◆ **Data rows**
***

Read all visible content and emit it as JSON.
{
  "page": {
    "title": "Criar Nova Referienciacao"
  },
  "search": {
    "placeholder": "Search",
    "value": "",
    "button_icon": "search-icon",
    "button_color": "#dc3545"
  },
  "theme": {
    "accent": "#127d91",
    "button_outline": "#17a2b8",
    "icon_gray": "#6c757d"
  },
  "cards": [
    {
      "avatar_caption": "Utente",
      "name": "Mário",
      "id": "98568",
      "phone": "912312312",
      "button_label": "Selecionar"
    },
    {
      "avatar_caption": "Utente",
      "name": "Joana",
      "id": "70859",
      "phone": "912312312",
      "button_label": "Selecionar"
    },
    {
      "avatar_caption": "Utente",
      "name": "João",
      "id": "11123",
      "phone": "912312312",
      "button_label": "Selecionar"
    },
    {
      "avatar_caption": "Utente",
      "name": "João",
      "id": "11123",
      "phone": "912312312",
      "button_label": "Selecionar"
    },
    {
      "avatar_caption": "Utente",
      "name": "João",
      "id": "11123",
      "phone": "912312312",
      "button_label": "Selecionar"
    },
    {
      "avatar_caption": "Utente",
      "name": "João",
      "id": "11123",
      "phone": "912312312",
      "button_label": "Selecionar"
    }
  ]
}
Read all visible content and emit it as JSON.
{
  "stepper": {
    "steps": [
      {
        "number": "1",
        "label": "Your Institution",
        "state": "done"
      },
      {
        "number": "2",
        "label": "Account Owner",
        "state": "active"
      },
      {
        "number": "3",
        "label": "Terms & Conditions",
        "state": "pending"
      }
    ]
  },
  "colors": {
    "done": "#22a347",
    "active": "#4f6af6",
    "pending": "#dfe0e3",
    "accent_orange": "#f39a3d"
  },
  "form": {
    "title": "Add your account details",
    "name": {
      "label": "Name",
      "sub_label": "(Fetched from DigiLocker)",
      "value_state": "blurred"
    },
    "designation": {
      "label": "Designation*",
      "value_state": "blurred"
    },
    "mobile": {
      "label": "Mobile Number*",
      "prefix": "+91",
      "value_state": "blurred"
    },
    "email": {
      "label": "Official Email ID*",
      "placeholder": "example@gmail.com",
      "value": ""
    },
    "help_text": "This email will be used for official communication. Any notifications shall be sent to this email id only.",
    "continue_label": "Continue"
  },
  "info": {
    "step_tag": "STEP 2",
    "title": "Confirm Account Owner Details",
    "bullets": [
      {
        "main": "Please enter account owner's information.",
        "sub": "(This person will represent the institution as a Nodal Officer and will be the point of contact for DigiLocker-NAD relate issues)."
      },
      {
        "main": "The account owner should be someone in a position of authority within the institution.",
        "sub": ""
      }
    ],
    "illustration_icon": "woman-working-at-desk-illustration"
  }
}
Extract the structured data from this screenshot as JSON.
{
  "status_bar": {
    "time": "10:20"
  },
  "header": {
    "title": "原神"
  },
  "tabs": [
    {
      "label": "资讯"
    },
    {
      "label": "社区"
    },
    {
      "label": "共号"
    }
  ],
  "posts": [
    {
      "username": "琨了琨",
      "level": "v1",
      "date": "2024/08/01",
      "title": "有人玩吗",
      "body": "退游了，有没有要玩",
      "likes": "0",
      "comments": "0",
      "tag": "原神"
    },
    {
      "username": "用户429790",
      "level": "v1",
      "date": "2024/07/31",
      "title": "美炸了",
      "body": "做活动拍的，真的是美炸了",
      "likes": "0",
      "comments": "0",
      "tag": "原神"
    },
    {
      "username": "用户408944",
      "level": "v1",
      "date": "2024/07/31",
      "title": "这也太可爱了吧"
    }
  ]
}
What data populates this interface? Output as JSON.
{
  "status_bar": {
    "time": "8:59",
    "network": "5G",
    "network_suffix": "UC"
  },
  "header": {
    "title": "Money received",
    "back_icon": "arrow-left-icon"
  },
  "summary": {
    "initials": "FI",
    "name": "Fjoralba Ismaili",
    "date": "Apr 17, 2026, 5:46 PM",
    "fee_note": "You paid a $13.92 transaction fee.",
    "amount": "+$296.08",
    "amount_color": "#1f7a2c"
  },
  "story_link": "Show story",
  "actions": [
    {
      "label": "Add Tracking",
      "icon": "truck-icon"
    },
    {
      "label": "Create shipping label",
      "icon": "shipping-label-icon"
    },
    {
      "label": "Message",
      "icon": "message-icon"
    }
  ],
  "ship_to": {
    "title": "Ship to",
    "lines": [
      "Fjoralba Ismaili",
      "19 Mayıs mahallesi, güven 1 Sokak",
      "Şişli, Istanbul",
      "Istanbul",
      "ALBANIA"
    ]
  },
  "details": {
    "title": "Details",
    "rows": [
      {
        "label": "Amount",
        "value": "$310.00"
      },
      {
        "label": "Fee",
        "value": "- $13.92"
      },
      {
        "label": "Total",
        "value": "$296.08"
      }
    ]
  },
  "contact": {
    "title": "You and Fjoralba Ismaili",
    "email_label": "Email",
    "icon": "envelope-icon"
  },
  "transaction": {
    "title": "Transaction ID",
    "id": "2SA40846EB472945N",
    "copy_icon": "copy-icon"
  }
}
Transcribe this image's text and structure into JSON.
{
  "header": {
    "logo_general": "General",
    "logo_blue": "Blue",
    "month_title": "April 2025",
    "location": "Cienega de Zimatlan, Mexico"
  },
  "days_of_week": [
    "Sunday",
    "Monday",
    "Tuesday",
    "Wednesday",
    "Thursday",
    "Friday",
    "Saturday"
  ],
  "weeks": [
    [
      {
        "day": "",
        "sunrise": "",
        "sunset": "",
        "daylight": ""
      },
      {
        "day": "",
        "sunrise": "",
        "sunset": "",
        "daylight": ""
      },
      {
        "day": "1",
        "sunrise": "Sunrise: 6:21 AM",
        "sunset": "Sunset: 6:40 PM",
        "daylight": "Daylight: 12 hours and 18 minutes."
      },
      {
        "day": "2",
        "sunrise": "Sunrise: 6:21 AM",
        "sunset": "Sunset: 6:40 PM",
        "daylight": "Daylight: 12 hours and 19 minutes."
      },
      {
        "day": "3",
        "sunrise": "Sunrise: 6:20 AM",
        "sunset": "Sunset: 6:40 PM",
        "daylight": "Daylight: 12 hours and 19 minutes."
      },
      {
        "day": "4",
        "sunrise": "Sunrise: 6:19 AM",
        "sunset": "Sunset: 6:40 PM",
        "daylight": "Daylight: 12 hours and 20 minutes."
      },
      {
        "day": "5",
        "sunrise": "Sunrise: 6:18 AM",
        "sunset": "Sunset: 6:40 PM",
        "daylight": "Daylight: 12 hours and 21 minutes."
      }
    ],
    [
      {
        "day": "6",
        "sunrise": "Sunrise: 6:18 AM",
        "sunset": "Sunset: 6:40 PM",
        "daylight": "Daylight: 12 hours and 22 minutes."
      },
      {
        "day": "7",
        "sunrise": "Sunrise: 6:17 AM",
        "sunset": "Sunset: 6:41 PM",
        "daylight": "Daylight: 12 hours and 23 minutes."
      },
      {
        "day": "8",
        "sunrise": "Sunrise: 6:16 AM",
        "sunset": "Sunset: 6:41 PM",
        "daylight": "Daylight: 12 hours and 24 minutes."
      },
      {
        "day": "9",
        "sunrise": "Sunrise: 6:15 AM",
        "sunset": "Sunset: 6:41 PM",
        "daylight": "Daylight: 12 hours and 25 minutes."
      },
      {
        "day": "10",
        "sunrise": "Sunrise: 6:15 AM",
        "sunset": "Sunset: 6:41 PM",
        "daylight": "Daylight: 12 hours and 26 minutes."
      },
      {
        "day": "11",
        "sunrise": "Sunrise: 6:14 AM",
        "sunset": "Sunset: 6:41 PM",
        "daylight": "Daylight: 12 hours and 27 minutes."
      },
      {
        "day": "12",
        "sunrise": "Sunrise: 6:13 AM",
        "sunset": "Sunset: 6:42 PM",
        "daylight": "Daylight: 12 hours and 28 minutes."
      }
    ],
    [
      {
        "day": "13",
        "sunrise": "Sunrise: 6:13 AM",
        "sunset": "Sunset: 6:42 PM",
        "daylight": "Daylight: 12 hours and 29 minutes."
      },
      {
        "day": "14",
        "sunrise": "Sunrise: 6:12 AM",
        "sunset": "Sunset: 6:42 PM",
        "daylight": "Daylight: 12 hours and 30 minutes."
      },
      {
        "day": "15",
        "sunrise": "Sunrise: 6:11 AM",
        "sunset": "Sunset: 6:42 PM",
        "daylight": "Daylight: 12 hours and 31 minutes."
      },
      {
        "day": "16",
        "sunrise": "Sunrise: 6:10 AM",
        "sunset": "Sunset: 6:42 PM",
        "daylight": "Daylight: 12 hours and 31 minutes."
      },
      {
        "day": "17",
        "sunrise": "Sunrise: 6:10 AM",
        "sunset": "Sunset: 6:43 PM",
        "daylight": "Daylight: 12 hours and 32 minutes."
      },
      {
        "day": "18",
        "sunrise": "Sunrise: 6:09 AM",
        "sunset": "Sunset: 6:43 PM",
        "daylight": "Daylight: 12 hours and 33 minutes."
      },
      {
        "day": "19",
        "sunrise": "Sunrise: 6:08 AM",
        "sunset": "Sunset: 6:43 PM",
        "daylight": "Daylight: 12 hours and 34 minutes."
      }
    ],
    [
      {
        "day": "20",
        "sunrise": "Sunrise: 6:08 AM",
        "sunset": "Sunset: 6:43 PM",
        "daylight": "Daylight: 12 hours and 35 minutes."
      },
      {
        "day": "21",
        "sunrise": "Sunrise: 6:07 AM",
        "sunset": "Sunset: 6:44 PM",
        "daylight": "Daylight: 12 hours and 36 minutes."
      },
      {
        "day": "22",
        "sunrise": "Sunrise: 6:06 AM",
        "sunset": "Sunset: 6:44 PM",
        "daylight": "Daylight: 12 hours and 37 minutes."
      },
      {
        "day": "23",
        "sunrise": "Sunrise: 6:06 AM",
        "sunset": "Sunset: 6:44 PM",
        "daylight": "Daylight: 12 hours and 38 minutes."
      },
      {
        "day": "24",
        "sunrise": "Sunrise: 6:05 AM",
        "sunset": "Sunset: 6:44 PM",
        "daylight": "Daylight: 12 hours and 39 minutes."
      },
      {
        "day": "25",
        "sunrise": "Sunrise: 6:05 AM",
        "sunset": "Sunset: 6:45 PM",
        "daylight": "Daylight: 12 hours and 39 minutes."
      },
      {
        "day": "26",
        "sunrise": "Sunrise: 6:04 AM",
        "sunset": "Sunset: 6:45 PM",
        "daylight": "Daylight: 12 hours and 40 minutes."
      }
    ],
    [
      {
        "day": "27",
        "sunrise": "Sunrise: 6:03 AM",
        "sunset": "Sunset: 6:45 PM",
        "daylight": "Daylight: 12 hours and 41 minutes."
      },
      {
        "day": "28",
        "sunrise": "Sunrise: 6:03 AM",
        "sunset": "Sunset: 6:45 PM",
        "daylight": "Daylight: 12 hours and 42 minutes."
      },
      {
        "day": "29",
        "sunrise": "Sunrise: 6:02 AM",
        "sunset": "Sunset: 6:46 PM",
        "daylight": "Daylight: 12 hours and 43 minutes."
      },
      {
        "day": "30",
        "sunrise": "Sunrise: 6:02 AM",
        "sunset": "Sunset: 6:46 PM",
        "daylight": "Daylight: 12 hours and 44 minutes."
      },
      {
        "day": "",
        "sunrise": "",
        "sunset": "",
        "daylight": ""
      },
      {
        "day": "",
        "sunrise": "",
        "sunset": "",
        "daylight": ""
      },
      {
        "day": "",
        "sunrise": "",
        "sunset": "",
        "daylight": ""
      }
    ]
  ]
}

***

◆ **Work instructions**
Tally the lines of the material above that contain the word "username" and report the total alone.

◆ **Response to this exercise**
3